* Begin Extracted entries *

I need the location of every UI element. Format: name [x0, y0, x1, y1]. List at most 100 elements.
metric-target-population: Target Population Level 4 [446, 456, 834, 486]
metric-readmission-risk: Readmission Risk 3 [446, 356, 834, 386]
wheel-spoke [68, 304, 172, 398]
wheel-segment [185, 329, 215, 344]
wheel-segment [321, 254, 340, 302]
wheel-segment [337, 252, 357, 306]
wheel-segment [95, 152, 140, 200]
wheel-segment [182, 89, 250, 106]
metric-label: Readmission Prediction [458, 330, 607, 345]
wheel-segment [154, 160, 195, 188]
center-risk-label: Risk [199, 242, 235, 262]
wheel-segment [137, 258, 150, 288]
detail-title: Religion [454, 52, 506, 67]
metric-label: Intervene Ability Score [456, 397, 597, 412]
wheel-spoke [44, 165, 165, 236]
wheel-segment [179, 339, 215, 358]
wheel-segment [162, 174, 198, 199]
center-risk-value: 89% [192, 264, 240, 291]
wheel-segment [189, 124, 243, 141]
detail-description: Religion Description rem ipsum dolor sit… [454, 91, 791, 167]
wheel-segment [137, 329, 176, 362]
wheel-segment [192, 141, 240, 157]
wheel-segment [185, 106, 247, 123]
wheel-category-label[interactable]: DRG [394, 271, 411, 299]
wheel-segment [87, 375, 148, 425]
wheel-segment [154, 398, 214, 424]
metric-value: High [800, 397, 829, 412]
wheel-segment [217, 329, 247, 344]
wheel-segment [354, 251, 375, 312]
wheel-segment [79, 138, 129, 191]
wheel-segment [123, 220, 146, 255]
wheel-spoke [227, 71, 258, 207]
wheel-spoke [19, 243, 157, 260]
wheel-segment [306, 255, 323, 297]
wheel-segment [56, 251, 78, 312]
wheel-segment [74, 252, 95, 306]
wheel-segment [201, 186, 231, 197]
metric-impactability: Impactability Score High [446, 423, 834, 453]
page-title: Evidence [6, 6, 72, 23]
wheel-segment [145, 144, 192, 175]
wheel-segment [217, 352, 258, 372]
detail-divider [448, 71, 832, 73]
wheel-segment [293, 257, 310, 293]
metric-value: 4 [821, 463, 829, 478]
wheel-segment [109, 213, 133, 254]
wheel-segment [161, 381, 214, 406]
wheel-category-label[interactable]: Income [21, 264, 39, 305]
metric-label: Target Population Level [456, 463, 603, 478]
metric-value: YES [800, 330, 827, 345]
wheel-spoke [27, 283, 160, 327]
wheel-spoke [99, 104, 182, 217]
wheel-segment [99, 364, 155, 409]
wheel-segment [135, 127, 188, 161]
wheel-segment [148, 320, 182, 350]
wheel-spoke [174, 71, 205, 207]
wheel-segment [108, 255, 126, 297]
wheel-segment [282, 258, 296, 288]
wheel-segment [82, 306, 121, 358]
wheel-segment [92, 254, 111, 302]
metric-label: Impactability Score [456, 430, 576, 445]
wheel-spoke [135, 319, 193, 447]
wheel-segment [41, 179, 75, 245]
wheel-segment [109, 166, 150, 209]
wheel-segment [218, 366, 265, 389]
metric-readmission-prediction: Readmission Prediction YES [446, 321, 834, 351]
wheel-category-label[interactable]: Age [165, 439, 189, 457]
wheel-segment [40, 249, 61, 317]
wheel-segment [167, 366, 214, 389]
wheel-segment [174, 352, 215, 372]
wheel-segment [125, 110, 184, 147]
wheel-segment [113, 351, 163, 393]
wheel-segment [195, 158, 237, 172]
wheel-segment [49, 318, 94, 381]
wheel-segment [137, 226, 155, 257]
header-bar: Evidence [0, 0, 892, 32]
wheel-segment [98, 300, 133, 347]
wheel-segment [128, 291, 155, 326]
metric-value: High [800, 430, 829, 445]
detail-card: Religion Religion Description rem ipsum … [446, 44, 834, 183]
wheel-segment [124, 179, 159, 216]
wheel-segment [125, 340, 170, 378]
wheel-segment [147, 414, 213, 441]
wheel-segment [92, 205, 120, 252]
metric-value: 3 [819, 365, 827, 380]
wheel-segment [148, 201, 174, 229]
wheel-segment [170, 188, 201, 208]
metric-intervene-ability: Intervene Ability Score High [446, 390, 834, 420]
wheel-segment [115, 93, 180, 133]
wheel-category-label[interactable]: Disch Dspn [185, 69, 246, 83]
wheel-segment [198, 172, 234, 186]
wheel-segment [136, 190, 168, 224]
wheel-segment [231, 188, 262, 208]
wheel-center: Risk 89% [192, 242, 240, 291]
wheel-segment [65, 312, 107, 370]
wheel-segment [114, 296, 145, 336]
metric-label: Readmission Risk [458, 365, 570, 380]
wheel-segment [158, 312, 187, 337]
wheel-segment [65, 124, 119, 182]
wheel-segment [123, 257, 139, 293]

* End Extracted entries *

Do this -
Please present every line of the records above as a numbered list, leaving out any blank lines.

Complete output -
1. I need the location of every UI element. Format: name [x0, y0, x1, y1]. List at most 100 elements.
2. metric-target-population: Target Population Level 4 [446, 456, 834, 486]
3. metric-readmission-risk: Readmission Risk 3 [446, 356, 834, 386]
4. wheel-spoke [68, 304, 172, 398]
5. wheel-segment [185, 329, 215, 344]
6. wheel-segment [321, 254, 340, 302]
7. wheel-segment [337, 252, 357, 306]
8. wheel-segment [95, 152, 140, 200]
9. wheel-segment [182, 89, 250, 106]
10. metric-label: Readmission Prediction [458, 330, 607, 345]
11. wheel-segment [154, 160, 195, 188]
12. center-risk-label: Risk [199, 242, 235, 262]
13. wheel-segment [137, 258, 150, 288]
14. detail-title: Religion [454, 52, 506, 67]
15. metric-label: Intervene Ability Score [456, 397, 597, 412]
16. wheel-spoke [44, 165, 165, 236]
17. wheel-segment [179, 339, 215, 358]
18. wheel-segment [162, 174, 198, 199]
19. center-risk-value: 89% [192, 264, 240, 291]
20. wheel-segment [189, 124, 243, 141]
21. detail-description: Religion Description rem ipsum dolor sit… [454, 91, 791, 167]
22. wheel-segment [137, 329, 176, 362]
23. wheel-segment [192, 141, 240, 157]
24. wheel-segment [185, 106, 247, 123]
25. wheel-category-label[interactable]: DRG [394, 271, 411, 299]
26. wheel-segment [87, 375, 148, 425]
27. wheel-segment [154, 398, 214, 424]
28. metric-value: High [800, 397, 829, 412]
29. wheel-segment [217, 329, 247, 344]
30. wheel-segment [354, 251, 375, 312]
31. wheel-segment [79, 138, 129, 191]
32. wheel-segment [123, 220, 146, 255]
33. wheel-spoke [227, 71, 258, 207]
34. wheel-spoke [19, 243, 157, 260]
35. wheel-segment [306, 255, 323, 297]
36. wheel-segment [56, 251, 78, 312]
37. wheel-segment [74, 252, 95, 306]
38. wheel-segment [201, 186, 231, 197]
39. metric-impactability: Impactability Score High [446, 423, 834, 453]
40. page-title: Evidence [6, 6, 72, 23]
41. wheel-segment [145, 144, 192, 175]
42. wheel-segment [217, 352, 258, 372]
43. detail-divider [448, 71, 832, 73]
44. wheel-segment [293, 257, 310, 293]
45. metric-value: 4 [821, 463, 829, 478]
46. wheel-segment [109, 213, 133, 254]
47. wheel-segment [161, 381, 214, 406]
48. wheel-category-label[interactable]: Income [21, 264, 39, 305]
49. metric-label: Target Population Level [456, 463, 603, 478]
50. metric-value: YES [800, 330, 827, 345]
51. wheel-spoke [27, 283, 160, 327]
52. wheel-spoke [99, 104, 182, 217]
53. wheel-segment [99, 364, 155, 409]
54. wheel-segment [135, 127, 188, 161]
55. wheel-segment [148, 320, 182, 350]
56. wheel-spoke [174, 71, 205, 207]
57. wheel-segment [108, 255, 126, 297]
58. wheel-segment [282, 258, 296, 288]
59. wheel-segment [82, 306, 121, 358]
60. wheel-segment [92, 254, 111, 302]
61. metric-label: Impactability Score [456, 430, 576, 445]
62. wheel-spoke [135, 319, 193, 447]
63. wheel-segment [41, 179, 75, 245]
64. wheel-segment [109, 166, 150, 209]
65. wheel-segment [218, 366, 265, 389]
66. metric-readmission-prediction: Readmission Prediction YES [446, 321, 834, 351]
67. wheel-category-label[interactable]: Age [165, 439, 189, 457]
68. wheel-segment [40, 249, 61, 317]
69. wheel-segment [167, 366, 214, 389]
70. wheel-segment [174, 352, 215, 372]
71. wheel-segment [125, 110, 184, 147]
72. wheel-segment [113, 351, 163, 393]
73. wheel-segment [195, 158, 237, 172]
74. wheel-segment [49, 318, 94, 381]
75. wheel-segment [137, 226, 155, 257]
76. header-bar: Evidence [0, 0, 892, 32]
77. wheel-segment [98, 300, 133, 347]
78. wheel-segment [128, 291, 155, 326]
79. metric-value: High [800, 430, 829, 445]
80. detail-card: Religion Religion Description rem ipsum … [446, 44, 834, 183]
81. wheel-segment [124, 179, 159, 216]
82. wheel-segment [125, 340, 170, 378]
83. wheel-segment [147, 414, 213, 441]
84. wheel-segment [92, 205, 120, 252]
85. metric-value: 3 [819, 365, 827, 380]
86. wheel-segment [148, 201, 174, 229]
87. wheel-segment [170, 188, 201, 208]
88. metric-intervene-ability: Intervene Ability Score High [446, 390, 834, 420]
89. wheel-segment [115, 93, 180, 133]
90. wheel-category-label[interactable]: Disch Dspn [185, 69, 246, 83]
91. wheel-segment [198, 172, 234, 186]
92. wheel-segment [136, 190, 168, 224]
93. wheel-segment [231, 188, 262, 208]
94. wheel-center: Risk 89% [192, 242, 240, 291]
95. wheel-segment [65, 312, 107, 370]
96. wheel-segment [114, 296, 145, 336]
97. metric-label: Readmission Risk [458, 365, 570, 380]
98. wheel-segment [158, 312, 187, 337]
99. wheel-segment [65, 124, 119, 182]
100. wheel-segment [123, 257, 139, 293]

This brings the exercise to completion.